= Exercise details =
Rewrite the material below, changing "Magnetization" to "Susceptibility" everywhere it appears and leaving every other character as it is.

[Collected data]

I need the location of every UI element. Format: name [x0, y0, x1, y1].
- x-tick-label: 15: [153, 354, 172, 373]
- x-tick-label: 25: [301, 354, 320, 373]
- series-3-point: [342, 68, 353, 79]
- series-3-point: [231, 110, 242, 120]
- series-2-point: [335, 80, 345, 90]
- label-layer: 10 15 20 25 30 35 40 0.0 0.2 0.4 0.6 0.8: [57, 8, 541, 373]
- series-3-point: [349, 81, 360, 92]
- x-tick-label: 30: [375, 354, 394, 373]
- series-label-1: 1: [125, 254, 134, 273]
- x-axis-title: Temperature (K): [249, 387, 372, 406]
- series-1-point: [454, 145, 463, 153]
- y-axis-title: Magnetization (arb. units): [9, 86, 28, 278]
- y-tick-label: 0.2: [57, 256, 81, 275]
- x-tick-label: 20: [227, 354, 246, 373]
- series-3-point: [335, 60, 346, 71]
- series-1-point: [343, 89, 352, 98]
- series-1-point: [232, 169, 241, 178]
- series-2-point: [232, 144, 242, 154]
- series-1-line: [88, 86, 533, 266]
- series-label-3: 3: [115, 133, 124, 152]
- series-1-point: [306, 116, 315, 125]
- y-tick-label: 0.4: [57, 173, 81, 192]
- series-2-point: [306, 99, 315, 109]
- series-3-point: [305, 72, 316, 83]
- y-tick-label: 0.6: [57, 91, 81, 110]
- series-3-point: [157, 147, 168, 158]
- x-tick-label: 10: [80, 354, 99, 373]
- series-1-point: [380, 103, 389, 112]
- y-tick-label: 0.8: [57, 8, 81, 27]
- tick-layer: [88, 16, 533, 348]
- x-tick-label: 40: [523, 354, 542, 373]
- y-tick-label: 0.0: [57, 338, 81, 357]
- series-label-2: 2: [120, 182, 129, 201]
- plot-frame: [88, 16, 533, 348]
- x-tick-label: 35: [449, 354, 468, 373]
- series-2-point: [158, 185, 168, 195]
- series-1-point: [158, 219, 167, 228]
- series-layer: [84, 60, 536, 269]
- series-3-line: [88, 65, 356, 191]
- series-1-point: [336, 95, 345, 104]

= Answer to this exercise =
I need the location of every UI element. Format: name [x0, y0, x1, y1].
- x-tick-label: 15: [153, 354, 172, 373]
- x-tick-label: 25: [301, 354, 320, 373]
- series-3-point: [342, 68, 353, 79]
- series-3-point: [231, 110, 242, 120]
- series-2-point: [335, 80, 345, 90]
- label-layer: 10 15 20 25 30 35 40 0.0 0.2 0.4 0.6 0.8: [57, 8, 541, 373]
- series-3-point: [349, 81, 360, 92]
- x-tick-label: 30: [375, 354, 394, 373]
- series-label-1: 1: [125, 254, 134, 273]
- x-axis-title: Temperature (K): [249, 387, 372, 406]
- series-1-point: [454, 145, 463, 153]
- y-axis-title: Susceptibility (arb. units): [9, 86, 28, 278]
- y-tick-label: 0.2: [57, 256, 81, 275]
- x-tick-label: 20: [227, 354, 246, 373]
- series-3-point: [335, 60, 346, 71]
- series-1-point: [343, 89, 352, 98]
- series-1-point: [232, 169, 241, 178]
- series-2-point: [232, 144, 242, 154]
- series-1-line: [88, 86, 533, 266]
- series-label-3: 3: [115, 133, 124, 152]
- series-1-point: [306, 116, 315, 125]
- y-tick-label: 0.4: [57, 173, 81, 192]
- series-2-point: [306, 99, 315, 109]
- series-3-point: [305, 72, 316, 83]
- y-tick-label: 0.6: [57, 91, 81, 110]
- series-3-point: [157, 147, 168, 158]
- x-tick-label: 10: [80, 354, 99, 373]
- series-1-point: [380, 103, 389, 112]
- y-tick-label: 0.8: [57, 8, 81, 27]
- tick-layer: [88, 16, 533, 348]
- x-tick-label: 40: [523, 354, 542, 373]
- y-tick-label: 0.0: [57, 338, 81, 357]
- series-label-2: 2: [120, 182, 129, 201]
- plot-frame: [88, 16, 533, 348]
- x-tick-label: 35: [449, 354, 468, 373]
- series-2-point: [158, 185, 168, 195]
- series-1-point: [158, 219, 167, 228]
- series-layer: [84, 60, 536, 269]
- series-3-line: [88, 65, 356, 191]
- series-1-point: [336, 95, 345, 104]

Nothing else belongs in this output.